PROBLEM STATEMENT
Repeat verbatim the stretch of the forum thread on the Triplex and Big Boy lash-up below, starting at "## jmill24 (Jan" and ending at "Chucks_Trains (Jan 2, 2008)".

DOCUMENT PASSAGE

# Lash up. 2-8-8-8-2 Triplex, 4-8-8-4 Bigboy



## main131 (Jan 3, 2008)

2-8-8-8-2 Triplex and 4-8-8-4 Bigboy with a lash up making an impressive sight as they pull away with a mile of twin bogie hoppers.


Railking and it’s digital command system (DCS) makes this function very simple to operate using their hand held remote in conjunction with the track interface.


Each loco, with a tractive effort of around 135,000lb.would command power of titanic proportions.


One can only surmise that the strength of the couplings must have been the ‘Achilles heel’ rather than available power.
Thanks to MTH for making these engines available in 1/32 scale. Anything larger would certainly make operating very difficult, if not impossible.
Please check out the video http://www.youtube.com/watch?v=5MIob5ruhpg


----------



## jmill24 (Jan 11, 2008)

I also have an MTH 2-8-8-8-2 Triplex and 4-8-8-4 Bigboy. What coupler do you have on the front of the BB and behind the Triplex.........Jim


----------



## Chucks_Trains (Jan 2, 2008)

That's great








Where's the other 90 hoppers at to make the mile long train


----------



## Rayman4449 (Jan 2, 2008)

Looks great Main131.














That is a lot of actual power as I just heard today that the actual draw bar pull of the MTH Big Boy is about identical to the USA Big Boy.

I've read that when the triplexes came out (1914) their inital max tractive effort was in fact more than the couplers, draft gears and frames the rolling stock at that time could handle. I've always thought it was a fascinating design.

INFORMATION SUPPLIED
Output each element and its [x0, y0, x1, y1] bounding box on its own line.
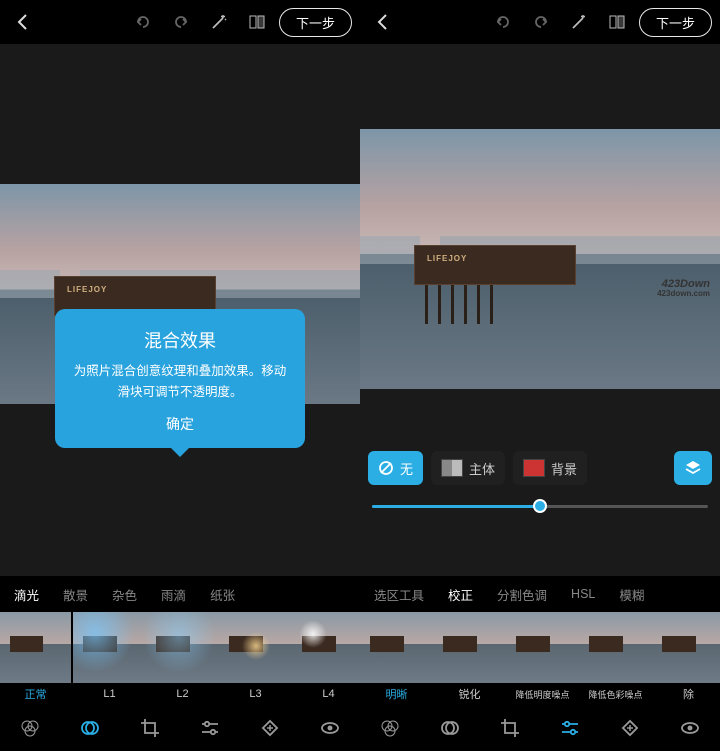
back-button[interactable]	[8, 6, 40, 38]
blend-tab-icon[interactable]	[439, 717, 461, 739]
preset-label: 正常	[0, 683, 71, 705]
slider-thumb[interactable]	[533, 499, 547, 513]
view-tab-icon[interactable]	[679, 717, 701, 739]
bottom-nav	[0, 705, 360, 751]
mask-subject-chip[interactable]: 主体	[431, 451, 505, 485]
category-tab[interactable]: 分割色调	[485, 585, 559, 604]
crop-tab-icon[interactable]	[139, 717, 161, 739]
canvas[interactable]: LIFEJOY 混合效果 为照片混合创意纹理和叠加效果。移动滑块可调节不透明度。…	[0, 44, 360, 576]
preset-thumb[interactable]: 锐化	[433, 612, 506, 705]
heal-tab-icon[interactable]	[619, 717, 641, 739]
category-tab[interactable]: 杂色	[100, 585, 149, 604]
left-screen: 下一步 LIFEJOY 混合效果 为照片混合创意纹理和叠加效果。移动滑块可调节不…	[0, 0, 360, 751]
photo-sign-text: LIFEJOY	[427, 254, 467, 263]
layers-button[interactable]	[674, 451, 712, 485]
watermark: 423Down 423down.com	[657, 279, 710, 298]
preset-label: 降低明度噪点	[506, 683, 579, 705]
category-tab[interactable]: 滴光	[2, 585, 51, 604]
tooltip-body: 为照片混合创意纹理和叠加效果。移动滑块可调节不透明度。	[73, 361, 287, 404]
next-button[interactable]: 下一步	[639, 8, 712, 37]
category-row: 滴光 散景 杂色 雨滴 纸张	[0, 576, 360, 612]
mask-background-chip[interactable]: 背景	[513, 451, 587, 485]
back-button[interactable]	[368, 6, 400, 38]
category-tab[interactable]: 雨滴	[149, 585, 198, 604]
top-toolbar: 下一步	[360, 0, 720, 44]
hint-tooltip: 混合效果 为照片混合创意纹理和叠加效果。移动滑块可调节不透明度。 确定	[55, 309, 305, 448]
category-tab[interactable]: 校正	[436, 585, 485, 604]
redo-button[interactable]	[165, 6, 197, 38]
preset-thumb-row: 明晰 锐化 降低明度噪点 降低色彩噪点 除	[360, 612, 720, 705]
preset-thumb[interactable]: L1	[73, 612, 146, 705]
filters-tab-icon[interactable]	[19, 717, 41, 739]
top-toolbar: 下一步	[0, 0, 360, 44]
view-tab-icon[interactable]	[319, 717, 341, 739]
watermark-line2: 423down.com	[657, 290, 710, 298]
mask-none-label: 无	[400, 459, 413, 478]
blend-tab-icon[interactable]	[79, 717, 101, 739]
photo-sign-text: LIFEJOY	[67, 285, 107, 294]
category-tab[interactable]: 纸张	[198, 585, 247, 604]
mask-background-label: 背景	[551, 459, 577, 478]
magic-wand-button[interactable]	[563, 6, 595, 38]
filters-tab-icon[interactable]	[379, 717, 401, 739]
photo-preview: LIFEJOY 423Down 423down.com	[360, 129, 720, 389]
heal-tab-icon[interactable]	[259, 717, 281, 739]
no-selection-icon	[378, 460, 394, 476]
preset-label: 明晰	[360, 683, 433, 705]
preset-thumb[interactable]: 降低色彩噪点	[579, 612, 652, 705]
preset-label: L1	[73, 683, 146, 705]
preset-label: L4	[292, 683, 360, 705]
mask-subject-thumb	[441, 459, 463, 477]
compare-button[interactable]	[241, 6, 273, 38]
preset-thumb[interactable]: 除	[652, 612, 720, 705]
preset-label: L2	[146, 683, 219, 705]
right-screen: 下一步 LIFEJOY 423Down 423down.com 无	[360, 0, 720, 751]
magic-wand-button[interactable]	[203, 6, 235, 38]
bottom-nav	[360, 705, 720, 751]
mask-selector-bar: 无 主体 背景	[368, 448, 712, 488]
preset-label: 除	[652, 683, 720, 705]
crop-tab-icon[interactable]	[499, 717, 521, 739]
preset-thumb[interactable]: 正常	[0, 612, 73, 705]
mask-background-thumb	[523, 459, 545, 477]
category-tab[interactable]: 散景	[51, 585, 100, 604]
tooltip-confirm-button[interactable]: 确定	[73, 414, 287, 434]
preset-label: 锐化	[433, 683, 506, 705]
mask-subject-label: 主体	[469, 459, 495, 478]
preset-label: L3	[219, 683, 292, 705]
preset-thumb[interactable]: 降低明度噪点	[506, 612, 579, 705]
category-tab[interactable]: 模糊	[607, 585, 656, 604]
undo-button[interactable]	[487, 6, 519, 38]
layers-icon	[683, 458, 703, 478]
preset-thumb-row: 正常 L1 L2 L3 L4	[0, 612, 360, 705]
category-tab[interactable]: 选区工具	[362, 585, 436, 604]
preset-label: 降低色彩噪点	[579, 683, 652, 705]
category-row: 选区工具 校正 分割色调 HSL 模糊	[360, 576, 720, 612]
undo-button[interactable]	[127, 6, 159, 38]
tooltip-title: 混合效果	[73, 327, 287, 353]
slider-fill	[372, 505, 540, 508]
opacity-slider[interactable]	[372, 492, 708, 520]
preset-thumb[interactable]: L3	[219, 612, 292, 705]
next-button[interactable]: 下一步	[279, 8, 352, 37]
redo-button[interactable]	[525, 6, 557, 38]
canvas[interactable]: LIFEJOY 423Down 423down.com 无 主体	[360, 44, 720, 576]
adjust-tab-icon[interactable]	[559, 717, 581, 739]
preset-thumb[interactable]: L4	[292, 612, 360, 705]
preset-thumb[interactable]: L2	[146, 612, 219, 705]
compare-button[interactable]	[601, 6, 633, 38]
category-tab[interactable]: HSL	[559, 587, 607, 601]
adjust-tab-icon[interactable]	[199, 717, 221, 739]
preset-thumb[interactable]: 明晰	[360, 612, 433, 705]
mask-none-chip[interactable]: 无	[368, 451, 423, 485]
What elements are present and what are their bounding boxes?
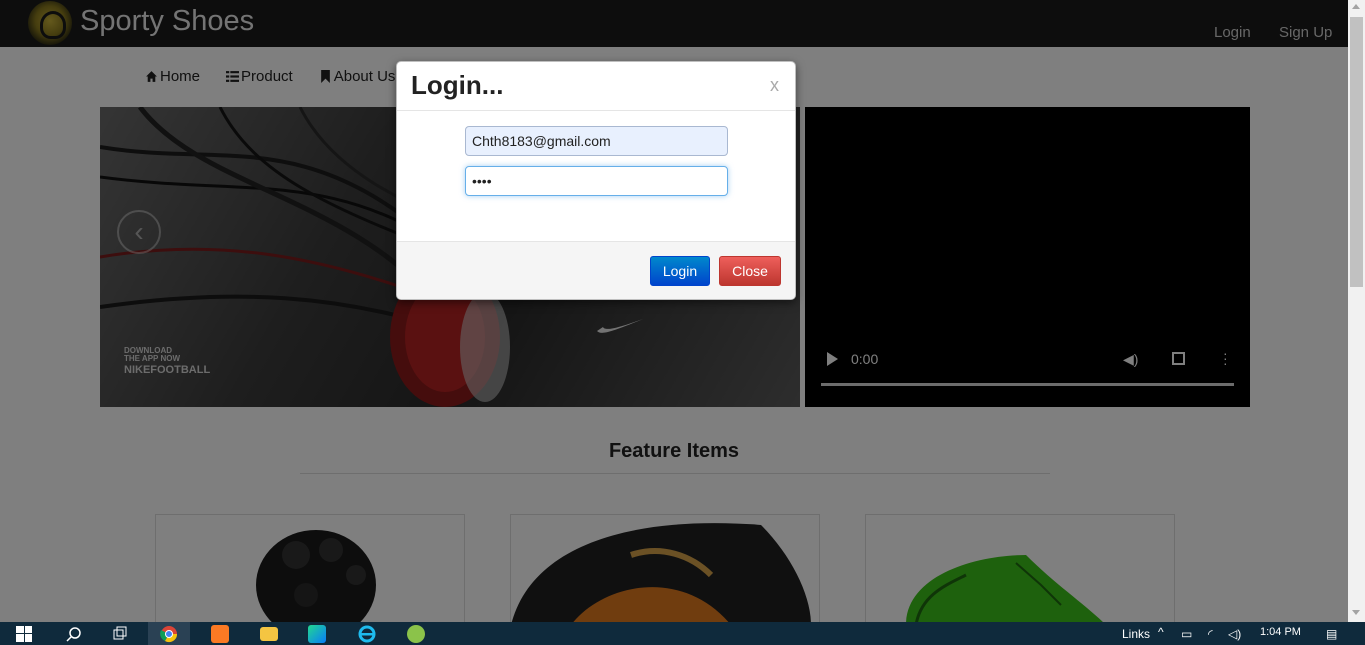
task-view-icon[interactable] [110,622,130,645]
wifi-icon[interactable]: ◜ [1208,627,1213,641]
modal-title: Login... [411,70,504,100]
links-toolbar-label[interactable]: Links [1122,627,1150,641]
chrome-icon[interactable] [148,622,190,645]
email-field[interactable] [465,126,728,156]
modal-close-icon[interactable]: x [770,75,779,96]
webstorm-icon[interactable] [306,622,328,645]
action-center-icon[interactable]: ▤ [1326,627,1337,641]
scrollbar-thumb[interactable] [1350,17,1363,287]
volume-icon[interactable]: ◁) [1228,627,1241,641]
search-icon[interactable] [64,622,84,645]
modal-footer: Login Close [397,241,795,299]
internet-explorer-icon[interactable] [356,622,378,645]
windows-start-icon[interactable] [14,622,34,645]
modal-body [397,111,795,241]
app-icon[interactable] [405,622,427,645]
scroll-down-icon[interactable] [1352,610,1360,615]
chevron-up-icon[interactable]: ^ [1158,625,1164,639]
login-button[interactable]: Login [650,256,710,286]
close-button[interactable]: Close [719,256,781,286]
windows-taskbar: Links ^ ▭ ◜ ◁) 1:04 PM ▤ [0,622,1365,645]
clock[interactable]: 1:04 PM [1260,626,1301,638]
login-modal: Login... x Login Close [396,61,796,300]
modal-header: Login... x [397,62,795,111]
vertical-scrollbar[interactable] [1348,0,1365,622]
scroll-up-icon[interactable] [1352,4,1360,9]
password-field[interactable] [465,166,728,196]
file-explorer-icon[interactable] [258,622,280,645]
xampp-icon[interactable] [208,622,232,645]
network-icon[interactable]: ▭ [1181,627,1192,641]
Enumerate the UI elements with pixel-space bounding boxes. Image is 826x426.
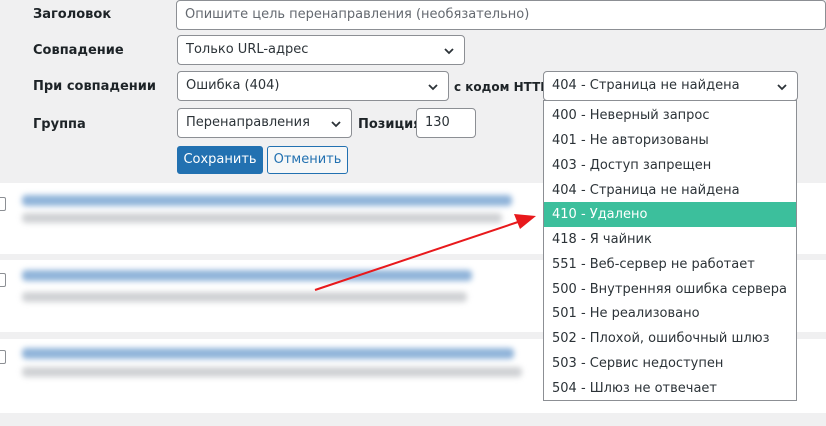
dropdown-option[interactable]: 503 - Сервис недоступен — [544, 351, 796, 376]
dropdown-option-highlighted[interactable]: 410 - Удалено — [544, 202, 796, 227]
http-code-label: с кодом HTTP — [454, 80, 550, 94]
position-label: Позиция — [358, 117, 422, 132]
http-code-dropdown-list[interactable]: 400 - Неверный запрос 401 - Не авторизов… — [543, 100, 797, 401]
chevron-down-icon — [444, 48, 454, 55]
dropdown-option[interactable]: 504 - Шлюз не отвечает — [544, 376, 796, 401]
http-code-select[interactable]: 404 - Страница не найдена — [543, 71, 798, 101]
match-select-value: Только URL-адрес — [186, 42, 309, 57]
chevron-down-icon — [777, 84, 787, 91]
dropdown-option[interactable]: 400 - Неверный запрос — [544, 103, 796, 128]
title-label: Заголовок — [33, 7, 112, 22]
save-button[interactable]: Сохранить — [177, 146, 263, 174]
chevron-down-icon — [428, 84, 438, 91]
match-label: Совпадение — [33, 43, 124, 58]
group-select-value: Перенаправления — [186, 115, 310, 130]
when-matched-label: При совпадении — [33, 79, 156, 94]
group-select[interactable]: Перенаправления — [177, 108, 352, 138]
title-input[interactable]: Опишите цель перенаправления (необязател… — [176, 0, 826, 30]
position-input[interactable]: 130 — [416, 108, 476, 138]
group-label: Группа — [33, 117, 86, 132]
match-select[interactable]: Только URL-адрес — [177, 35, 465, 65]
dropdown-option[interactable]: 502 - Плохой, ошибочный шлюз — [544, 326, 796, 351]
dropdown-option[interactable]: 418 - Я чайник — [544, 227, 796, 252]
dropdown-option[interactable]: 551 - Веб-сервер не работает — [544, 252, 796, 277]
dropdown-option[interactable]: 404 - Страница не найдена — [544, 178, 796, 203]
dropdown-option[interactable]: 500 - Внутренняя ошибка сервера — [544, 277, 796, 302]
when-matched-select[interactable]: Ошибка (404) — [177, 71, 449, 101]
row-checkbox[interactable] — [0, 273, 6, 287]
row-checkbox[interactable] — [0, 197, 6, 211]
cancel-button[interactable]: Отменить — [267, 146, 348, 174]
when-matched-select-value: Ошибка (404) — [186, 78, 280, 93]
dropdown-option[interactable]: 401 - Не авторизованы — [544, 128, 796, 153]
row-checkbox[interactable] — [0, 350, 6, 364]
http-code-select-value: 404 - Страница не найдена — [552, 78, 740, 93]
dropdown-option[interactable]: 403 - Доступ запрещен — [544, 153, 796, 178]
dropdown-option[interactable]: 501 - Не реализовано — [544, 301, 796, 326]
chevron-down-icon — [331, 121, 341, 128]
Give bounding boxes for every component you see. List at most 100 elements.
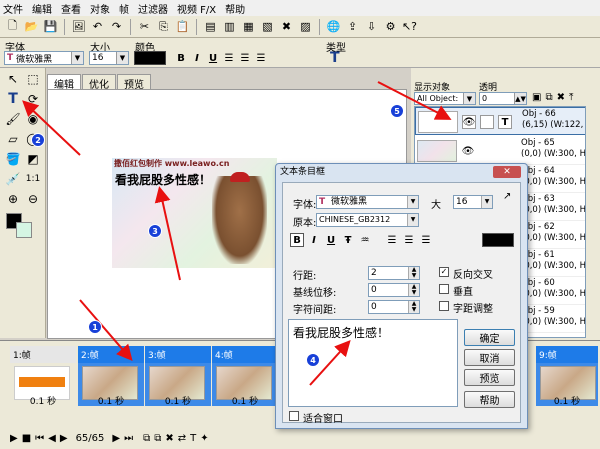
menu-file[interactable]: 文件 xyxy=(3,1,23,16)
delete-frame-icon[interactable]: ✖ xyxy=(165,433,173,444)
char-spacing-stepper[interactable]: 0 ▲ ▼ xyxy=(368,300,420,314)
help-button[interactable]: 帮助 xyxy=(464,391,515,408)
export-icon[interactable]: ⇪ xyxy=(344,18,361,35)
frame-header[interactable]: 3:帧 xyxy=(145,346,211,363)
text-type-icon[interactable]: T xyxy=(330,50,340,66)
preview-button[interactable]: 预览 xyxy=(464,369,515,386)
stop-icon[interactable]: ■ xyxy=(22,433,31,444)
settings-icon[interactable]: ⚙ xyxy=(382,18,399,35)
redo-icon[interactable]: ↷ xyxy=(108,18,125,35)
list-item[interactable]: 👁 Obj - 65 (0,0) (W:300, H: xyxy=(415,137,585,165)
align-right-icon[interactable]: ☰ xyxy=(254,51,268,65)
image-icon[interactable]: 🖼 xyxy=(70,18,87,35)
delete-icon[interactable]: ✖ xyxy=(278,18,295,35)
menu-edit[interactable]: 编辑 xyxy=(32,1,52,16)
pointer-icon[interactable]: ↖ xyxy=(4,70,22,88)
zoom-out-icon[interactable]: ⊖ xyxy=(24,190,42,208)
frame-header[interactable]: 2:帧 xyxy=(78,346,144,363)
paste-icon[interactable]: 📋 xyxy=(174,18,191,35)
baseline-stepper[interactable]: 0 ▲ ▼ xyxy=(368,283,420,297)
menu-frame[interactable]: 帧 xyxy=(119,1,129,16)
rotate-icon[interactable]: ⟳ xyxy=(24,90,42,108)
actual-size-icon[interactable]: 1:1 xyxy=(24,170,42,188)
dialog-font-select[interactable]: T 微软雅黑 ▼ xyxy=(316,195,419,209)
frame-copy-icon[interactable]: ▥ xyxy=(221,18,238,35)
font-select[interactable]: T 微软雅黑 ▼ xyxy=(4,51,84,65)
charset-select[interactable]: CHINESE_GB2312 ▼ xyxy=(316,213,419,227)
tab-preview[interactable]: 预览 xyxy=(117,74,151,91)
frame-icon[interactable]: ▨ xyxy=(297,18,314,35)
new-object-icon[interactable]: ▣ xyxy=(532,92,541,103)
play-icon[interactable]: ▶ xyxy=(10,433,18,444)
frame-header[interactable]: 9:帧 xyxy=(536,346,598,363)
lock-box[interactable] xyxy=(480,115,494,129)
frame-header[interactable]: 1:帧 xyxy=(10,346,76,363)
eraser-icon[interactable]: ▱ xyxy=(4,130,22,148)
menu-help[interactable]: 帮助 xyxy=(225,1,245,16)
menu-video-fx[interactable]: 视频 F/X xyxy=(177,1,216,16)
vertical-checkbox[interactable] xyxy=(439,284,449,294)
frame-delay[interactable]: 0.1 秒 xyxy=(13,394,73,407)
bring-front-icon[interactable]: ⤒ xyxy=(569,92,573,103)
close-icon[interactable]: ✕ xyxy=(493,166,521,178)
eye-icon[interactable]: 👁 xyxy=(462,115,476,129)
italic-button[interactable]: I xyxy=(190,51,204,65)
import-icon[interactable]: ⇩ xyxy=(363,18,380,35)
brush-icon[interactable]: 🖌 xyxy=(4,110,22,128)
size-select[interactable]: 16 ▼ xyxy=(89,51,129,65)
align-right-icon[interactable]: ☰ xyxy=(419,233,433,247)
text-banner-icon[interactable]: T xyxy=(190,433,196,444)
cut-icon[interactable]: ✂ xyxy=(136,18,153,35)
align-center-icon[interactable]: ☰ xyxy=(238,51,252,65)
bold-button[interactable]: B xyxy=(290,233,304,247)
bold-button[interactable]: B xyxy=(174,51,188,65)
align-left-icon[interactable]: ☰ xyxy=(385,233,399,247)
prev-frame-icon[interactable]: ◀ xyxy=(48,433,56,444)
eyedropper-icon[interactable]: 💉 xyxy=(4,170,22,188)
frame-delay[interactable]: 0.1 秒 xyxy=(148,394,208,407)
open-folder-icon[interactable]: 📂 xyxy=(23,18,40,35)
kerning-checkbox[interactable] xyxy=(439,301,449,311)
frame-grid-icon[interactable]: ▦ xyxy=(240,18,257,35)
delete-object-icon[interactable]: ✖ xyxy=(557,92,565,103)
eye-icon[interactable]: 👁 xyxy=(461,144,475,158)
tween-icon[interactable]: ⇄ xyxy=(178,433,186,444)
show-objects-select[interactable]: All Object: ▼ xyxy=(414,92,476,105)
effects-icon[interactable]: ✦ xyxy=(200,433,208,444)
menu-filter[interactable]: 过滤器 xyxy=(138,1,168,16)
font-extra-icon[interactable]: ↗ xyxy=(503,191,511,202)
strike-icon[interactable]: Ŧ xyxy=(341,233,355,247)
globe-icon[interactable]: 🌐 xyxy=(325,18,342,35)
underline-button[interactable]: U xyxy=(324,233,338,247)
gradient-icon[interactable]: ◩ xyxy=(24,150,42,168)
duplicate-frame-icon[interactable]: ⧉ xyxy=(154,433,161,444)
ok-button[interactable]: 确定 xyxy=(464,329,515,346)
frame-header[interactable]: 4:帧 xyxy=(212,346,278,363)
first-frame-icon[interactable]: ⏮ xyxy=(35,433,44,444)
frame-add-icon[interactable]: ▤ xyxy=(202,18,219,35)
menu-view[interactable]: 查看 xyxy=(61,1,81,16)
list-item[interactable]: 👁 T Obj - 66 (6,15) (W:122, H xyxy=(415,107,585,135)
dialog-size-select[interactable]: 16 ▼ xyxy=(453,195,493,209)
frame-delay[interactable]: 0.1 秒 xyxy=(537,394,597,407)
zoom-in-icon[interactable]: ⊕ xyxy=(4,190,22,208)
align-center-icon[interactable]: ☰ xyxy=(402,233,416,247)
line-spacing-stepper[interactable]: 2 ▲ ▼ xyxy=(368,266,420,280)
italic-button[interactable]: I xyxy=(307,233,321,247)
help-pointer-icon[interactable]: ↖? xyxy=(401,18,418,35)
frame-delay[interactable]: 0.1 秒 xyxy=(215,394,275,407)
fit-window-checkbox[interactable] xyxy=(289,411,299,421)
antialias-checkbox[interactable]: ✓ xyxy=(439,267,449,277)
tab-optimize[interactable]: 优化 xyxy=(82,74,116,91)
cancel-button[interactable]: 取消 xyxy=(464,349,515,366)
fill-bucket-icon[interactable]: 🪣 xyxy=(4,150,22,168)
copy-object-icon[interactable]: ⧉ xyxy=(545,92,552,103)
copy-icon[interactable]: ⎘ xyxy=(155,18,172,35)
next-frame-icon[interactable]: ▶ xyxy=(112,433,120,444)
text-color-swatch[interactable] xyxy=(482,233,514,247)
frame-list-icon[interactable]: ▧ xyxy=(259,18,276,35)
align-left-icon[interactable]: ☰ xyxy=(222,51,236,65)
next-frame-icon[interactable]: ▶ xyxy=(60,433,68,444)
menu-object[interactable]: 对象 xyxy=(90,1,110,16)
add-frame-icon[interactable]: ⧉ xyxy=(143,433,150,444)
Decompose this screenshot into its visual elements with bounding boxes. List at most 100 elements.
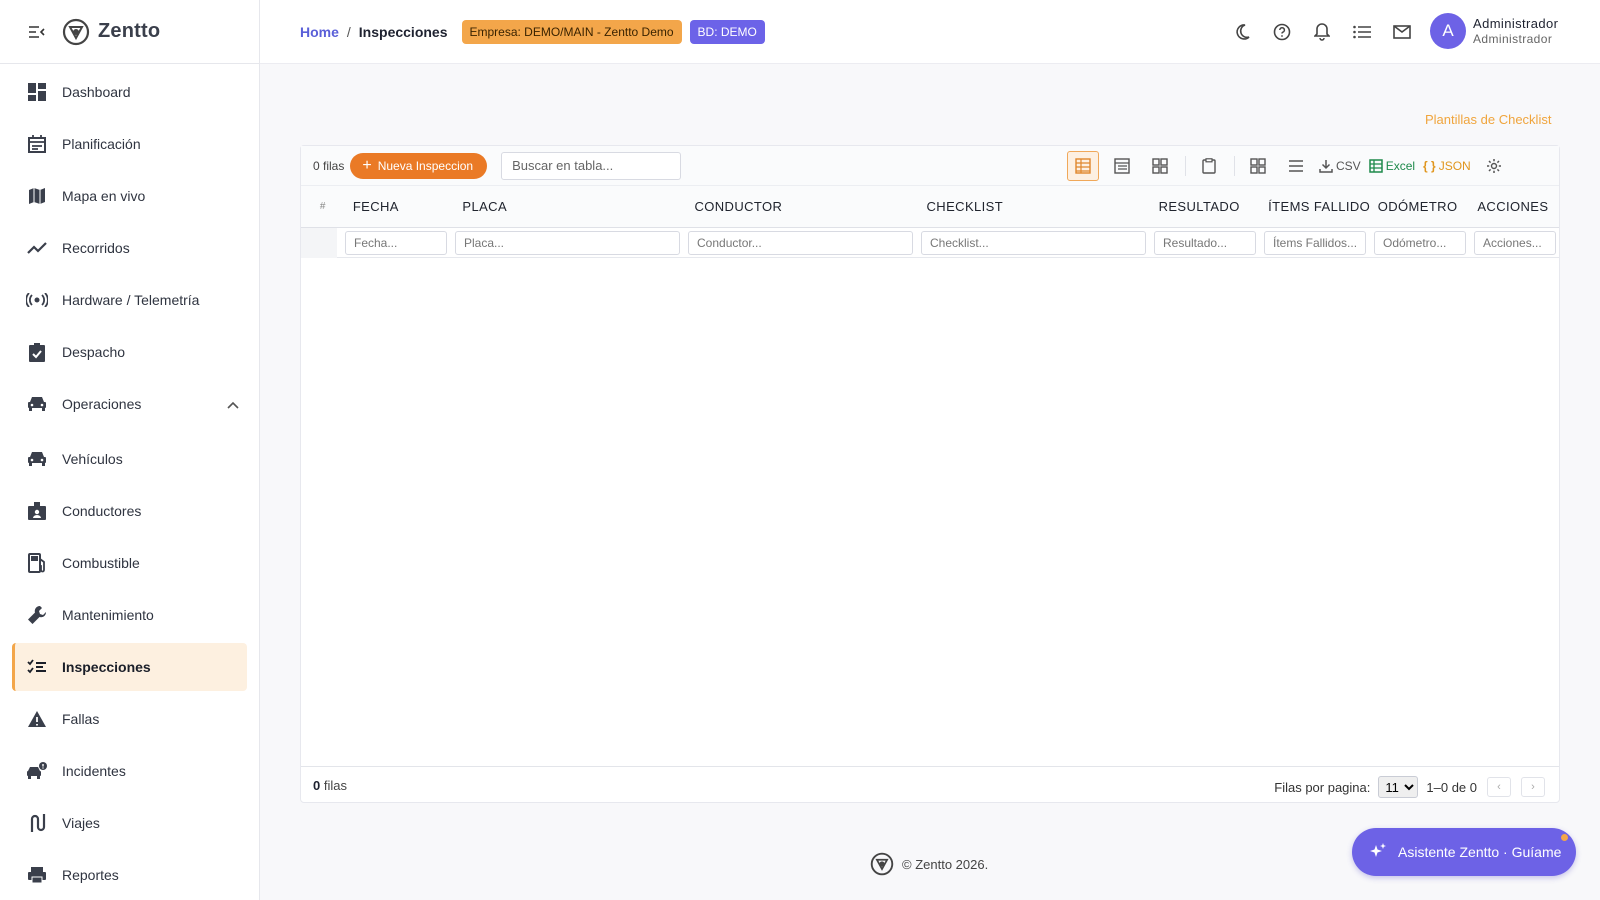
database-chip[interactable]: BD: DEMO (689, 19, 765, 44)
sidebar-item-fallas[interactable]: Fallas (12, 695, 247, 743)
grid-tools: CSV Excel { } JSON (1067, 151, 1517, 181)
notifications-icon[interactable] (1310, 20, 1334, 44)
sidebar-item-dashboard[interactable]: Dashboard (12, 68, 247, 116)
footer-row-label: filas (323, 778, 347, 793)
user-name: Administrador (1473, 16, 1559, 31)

WRITTEN RESPONSE
## jmill24 (Jan 11, 2008)

I also have an MTH 2-8-8-8-2 Triplex and 4-8-8-4 Bigboy. What coupler do you have on the front of the BB and behind the Triplex.........Jim


----------



## Chucks_Trains (Jan 2, 2008)